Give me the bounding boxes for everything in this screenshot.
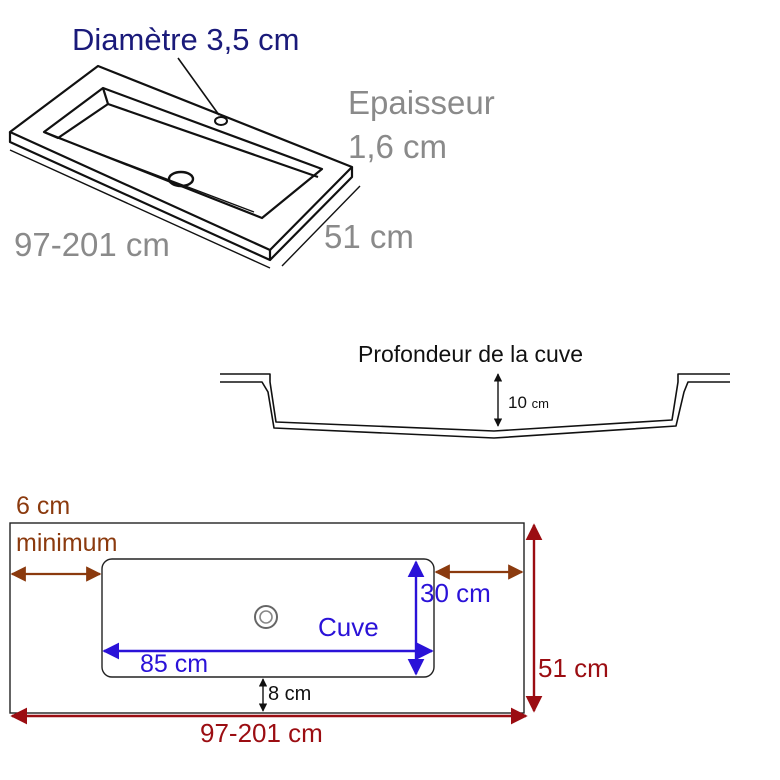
drain-inner-icon xyxy=(259,610,273,624)
drain-icon xyxy=(167,170,195,188)
margin-value-label: 6 cm xyxy=(16,492,71,520)
basin-width-label: 30 cm xyxy=(420,578,491,608)
width-dimension-line xyxy=(281,185,361,267)
section-title: Profondeur de la cuve xyxy=(358,341,584,367)
top-view xyxy=(9,522,543,725)
basin-length-label: 85 cm xyxy=(140,650,209,678)
iso-width-label: 51 cm xyxy=(324,218,414,255)
section-inner-profile xyxy=(220,381,730,439)
total-length-label: 97-201 cm xyxy=(200,718,323,748)
section-outer-profile xyxy=(220,373,730,432)
depth-unit: cm xyxy=(531,396,549,411)
slab-front-edge xyxy=(8,132,272,262)
front-margin-label: 8 cm xyxy=(268,683,312,705)
thickness-value: 1,6 cm xyxy=(348,128,448,165)
basin-name-label: Cuve xyxy=(318,612,379,642)
total-width-label: 51 cm xyxy=(538,653,609,683)
tap-hole-icon xyxy=(214,116,228,126)
hole-diameter-label: Diamètre 3,5 cm xyxy=(72,22,300,57)
margin-note-label: minimum xyxy=(16,529,118,557)
basin-rim xyxy=(42,86,324,220)
length-dimension-line xyxy=(9,149,271,269)
slab-side-edge xyxy=(269,167,354,261)
iso-length-label: 97-201 cm xyxy=(14,226,170,263)
section-view xyxy=(220,373,730,439)
tap-hole-leader xyxy=(177,57,220,116)
isometric-sink xyxy=(8,57,361,269)
drain-outer-icon xyxy=(254,605,278,629)
depth-label: 10 cm xyxy=(508,394,549,411)
thickness-label: Epaisseur xyxy=(348,84,495,121)
basin-inner-front-bottom xyxy=(57,137,255,213)
depth-value: 10 xyxy=(508,393,527,412)
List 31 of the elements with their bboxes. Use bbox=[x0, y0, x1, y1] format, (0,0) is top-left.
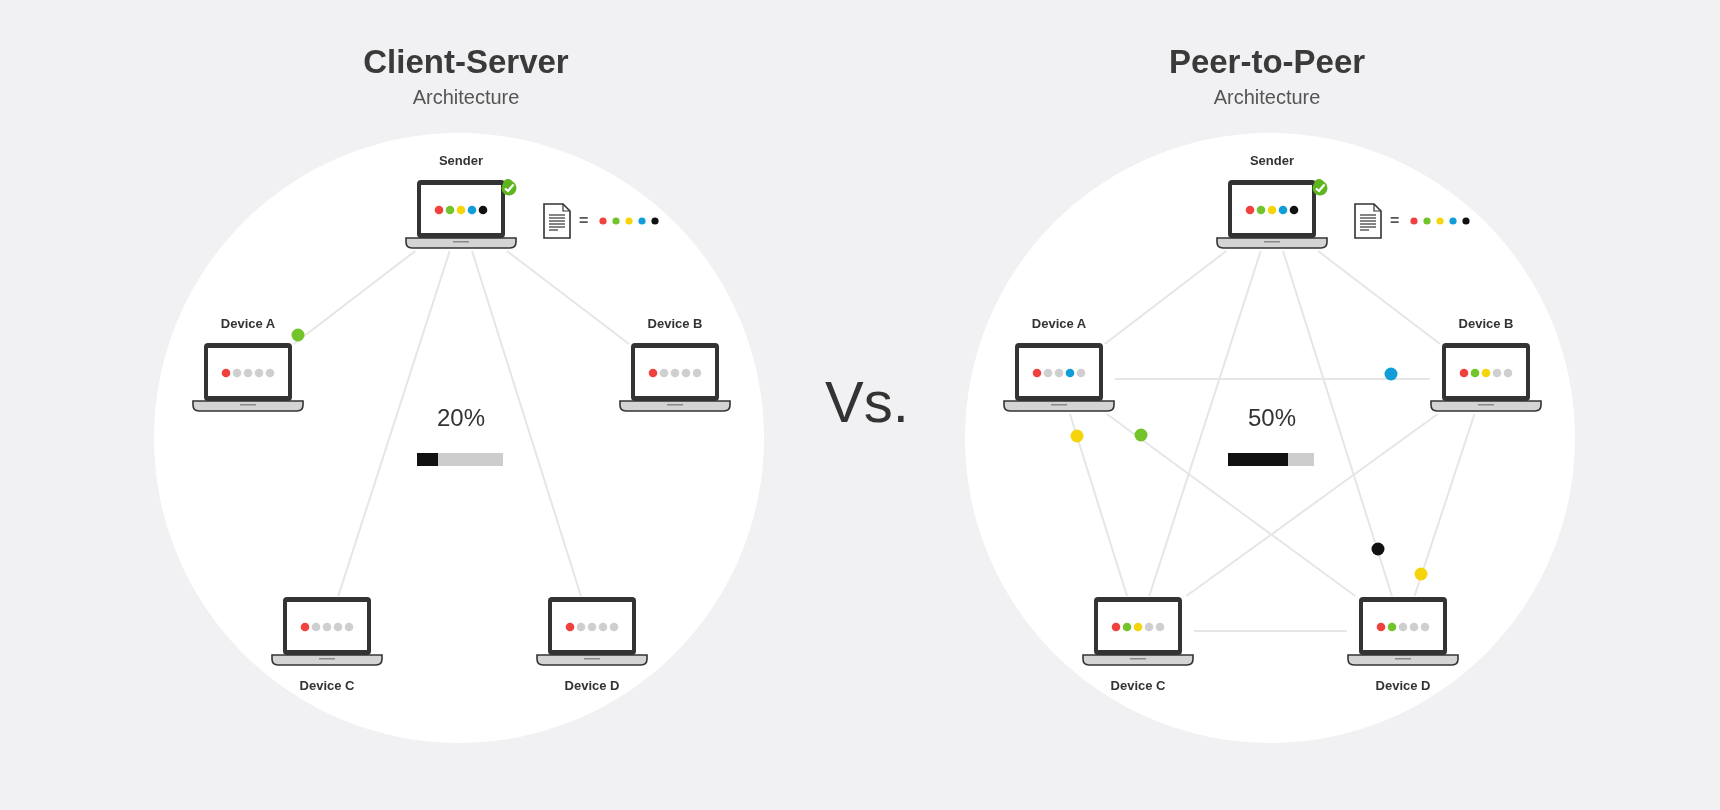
device-label: Device D bbox=[564, 678, 620, 694]
progress-percentage: 50% bbox=[1248, 403, 1296, 433]
connection-line bbox=[337, 250, 451, 597]
connection-line bbox=[1282, 250, 1393, 597]
subtitle: Architecture bbox=[1213, 85, 1321, 109]
device-label: Device A bbox=[220, 316, 276, 332]
connection-line bbox=[1068, 413, 1129, 597]
connection-line bbox=[505, 250, 631, 345]
device-label: Device A bbox=[1031, 316, 1087, 332]
connection-line bbox=[292, 250, 417, 345]
connection-line bbox=[1185, 413, 1439, 597]
device-label: Device B bbox=[647, 316, 703, 332]
versus-text: Vs. bbox=[825, 370, 909, 434]
connection-line bbox=[1148, 250, 1262, 597]
connection-line bbox=[1316, 250, 1442, 345]
connection-line bbox=[1413, 413, 1476, 597]
connection-line bbox=[1103, 250, 1228, 345]
title: Peer-to-Peer bbox=[1168, 42, 1366, 82]
equals-sign: = bbox=[579, 211, 589, 231]
progress-percentage: 20% bbox=[437, 403, 485, 433]
device-label: Device C bbox=[299, 678, 355, 694]
equals-sign: = bbox=[1390, 211, 1400, 231]
device-label: Device D bbox=[1375, 678, 1431, 694]
connection-line bbox=[471, 250, 582, 597]
title: Client-Server bbox=[363, 42, 569, 82]
connection-line bbox=[1105, 413, 1357, 597]
device-label: Sender bbox=[1249, 153, 1295, 169]
subtitle: Architecture bbox=[412, 85, 520, 109]
device-label: Device B bbox=[1458, 316, 1514, 332]
device-label: Device C bbox=[1110, 678, 1166, 694]
device-label: Sender bbox=[438, 153, 484, 169]
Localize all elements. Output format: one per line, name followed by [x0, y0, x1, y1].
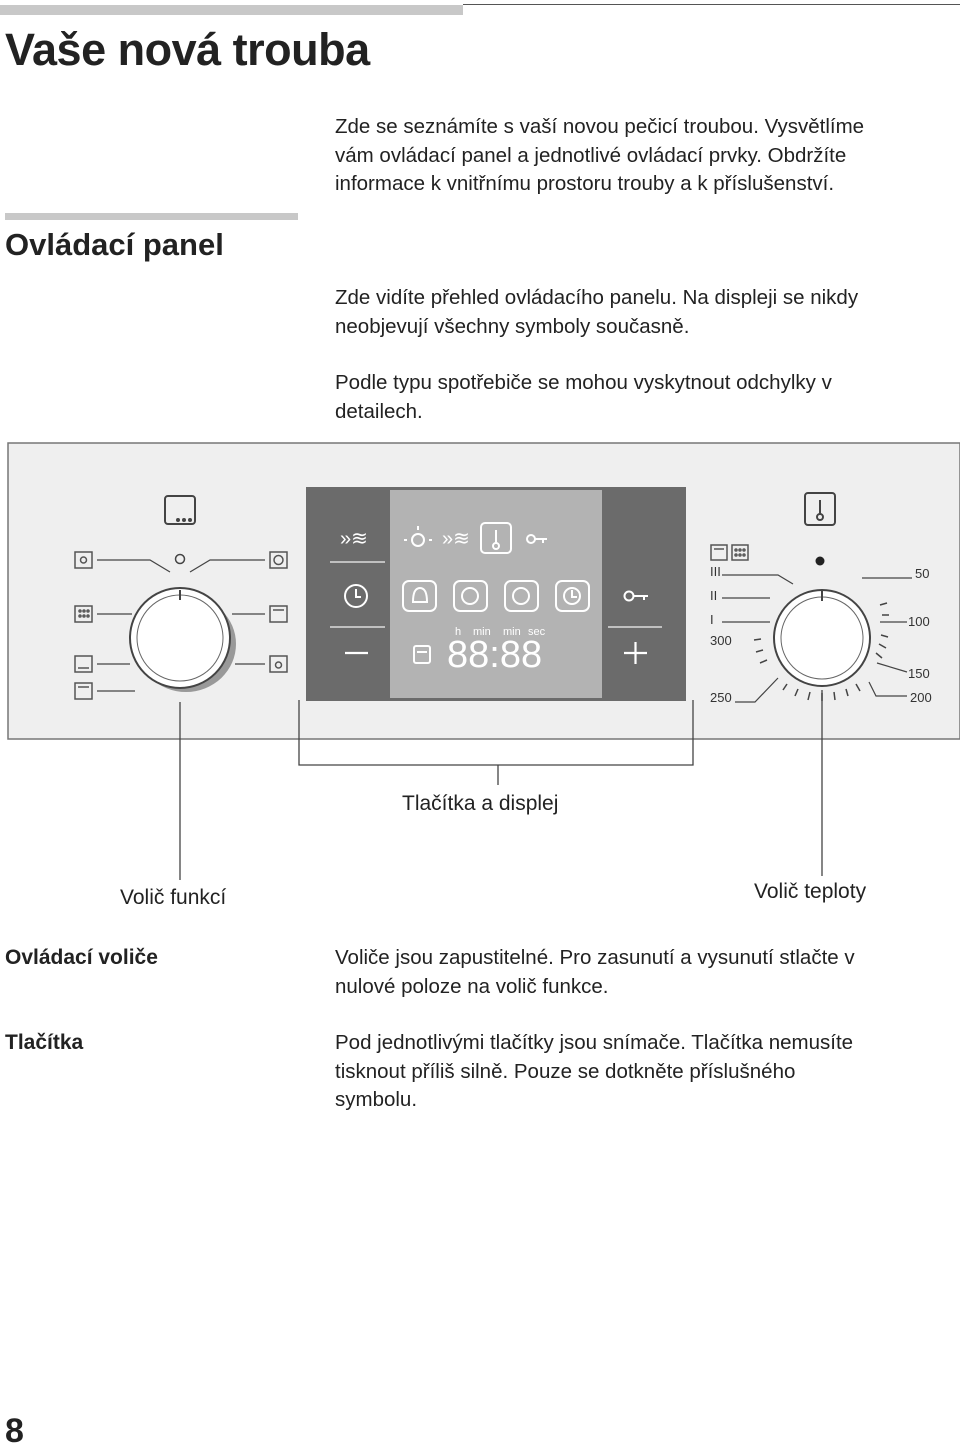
plus-button[interactable]	[624, 642, 647, 664]
rapid-heat-button[interactable]: »≋	[340, 528, 368, 550]
display-unit-h: h	[455, 626, 461, 638]
child-lock-key-icon	[526, 534, 547, 544]
temperature-icon	[804, 492, 836, 526]
light-icon	[74, 551, 93, 569]
top-heat-icon	[269, 605, 288, 623]
top-bottom-heat-icon	[74, 682, 93, 700]
display-unit-min-2: min	[503, 626, 521, 638]
section-bar	[5, 213, 298, 220]
cooking-time-icon	[453, 580, 488, 612]
control-panel-paragraph-2: Podle typu spotřebiče se mohou vyskytnou…	[335, 371, 832, 423]
grill-level-1-label: I	[710, 612, 714, 627]
temp-150-label: 150	[908, 666, 930, 681]
section-label-buttons: Tlačítka	[5, 1031, 84, 1054]
child-lock-button[interactable]	[623, 590, 649, 602]
callout-temperature-selector: Volič teploty	[754, 880, 867, 903]
display-unit-sec: sec	[528, 626, 546, 638]
callout-buttons-display: Tlačítka a displej	[402, 792, 559, 815]
temperature-selector-knob[interactable]	[773, 589, 871, 687]
fan-heat-icon	[269, 551, 288, 569]
page-number: 8	[5, 1412, 24, 1450]
timer-menu-button[interactable]	[344, 584, 368, 608]
grill-icons	[710, 544, 749, 561]
function-selector-knob[interactable]	[129, 587, 236, 692]
thermometer-icon	[480, 522, 512, 554]
page-title: Vaše nová trouba	[5, 24, 370, 75]
display-digits: 88:88	[447, 634, 542, 676]
temp-300-label: 300	[710, 633, 732, 648]
alarm-bell-icon	[402, 580, 437, 612]
temp-100-label: 100	[908, 614, 930, 629]
eco-fan-icon	[269, 655, 288, 673]
section-text-buttons: Pod jednotlivými tlačítky jsou snímače. …	[335, 1031, 854, 1111]
callout-function-selector: Volič funkcí	[120, 886, 227, 909]
temp-50-label: 50	[915, 566, 929, 581]
hot-air-grill-icon	[74, 605, 93, 623]
rapid-heat-indicator-icon: »≋	[442, 528, 470, 550]
oven-settings-icon	[164, 495, 196, 525]
selector-zero-mark	[174, 553, 186, 565]
grill-level-3-label: III	[710, 564, 721, 579]
time-lock-icon	[413, 645, 431, 664]
control-panel-diagram: »≋ »≋ h min min sec 88:88	[7, 442, 960, 880]
control-panel-paragraph-1: Zde vidíte přehled ovládacího panelu. Na…	[335, 286, 859, 338]
oven-light-icon	[404, 526, 432, 547]
svg-text:»≋: »≋	[340, 528, 368, 550]
section-text-control-knobs: Voliče jsou zapustitelné. Pro zasunutí a…	[335, 946, 855, 998]
end-time-icon	[504, 580, 539, 612]
top-rule	[463, 4, 960, 5]
grill-level-2-label: II	[710, 588, 717, 603]
display-unit-min-1: min	[473, 626, 491, 638]
top-bar-accent	[0, 5, 463, 15]
clock-time-icon	[555, 580, 590, 612]
temp-200-label: 200	[910, 690, 932, 705]
section-label-control-knobs: Ovládací voliče	[5, 946, 158, 969]
bottom-heat-icon	[74, 655, 93, 673]
temperature-zero-mark	[815, 556, 825, 566]
intro-paragraph: Zde se seznámíte s vaší novou pečicí tro…	[335, 115, 865, 195]
temp-250-label: 250	[710, 690, 732, 705]
section-heading: Ovládací panel	[5, 227, 224, 262]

**Prompt:** Render the lines of the entries above as a Markdown table with the columns "Row" and "Content", from the line with "device-label: Device D bbox=[564, 678, 620, 694]" up to and including the line with "connection-line bbox=[471, 250, 582, 597]". Number each line in order and skip blank lines.

**Answer to this exercise:**
| Row | Content |
|---|---|
| 1 | device-label: Device D bbox=[564, 678, 620, 694] |
| 2 | progress-percentage: 50% bbox=[1248, 403, 1296, 433] |
| 3 | connection-line bbox=[337, 250, 451, 597] |
| 4 | connection-line bbox=[1282, 250, 1393, 597] |
| 5 | subtitle: Architecture bbox=[1213, 85, 1321, 109] |
| 6 | device-label: Device A bbox=[220, 316, 276, 332] |
| 7 | connection-line bbox=[1068, 413, 1129, 597] |
| 8 | connection-line bbox=[505, 250, 631, 345] |
| 9 | device-label: Device A bbox=[1031, 316, 1087, 332] |
| 10 | connection-line bbox=[292, 250, 417, 345] |
| 11 | connection-line bbox=[1185, 413, 1439, 597] |
| 12 | device-label: Device B bbox=[647, 316, 703, 332] |
| 13 | versus-text: Vs. bbox=[825, 370, 909, 434] |
| 14 | connection-line bbox=[1148, 250, 1262, 597] |
| 15 | connection-line bbox=[1316, 250, 1442, 345] |
| 16 | connection-line bbox=[1413, 413, 1476, 597] |
| 17 | connection-line bbox=[1103, 250, 1228, 345] |
| 18 | title: Peer-to-Peer bbox=[1168, 42, 1366, 82] |
| 19 | equals-sign: = bbox=[579, 211, 589, 231] |
| 20 | progress-percentage: 20% bbox=[437, 403, 485, 433] |
| 21 | device-label: Device C bbox=[299, 678, 355, 694] |
| 22 | equals-sign: = bbox=[1390, 211, 1400, 231] |
| 23 | device-label: Device D bbox=[1375, 678, 1431, 694] |
| 24 | connection-line bbox=[471, 250, 582, 597] |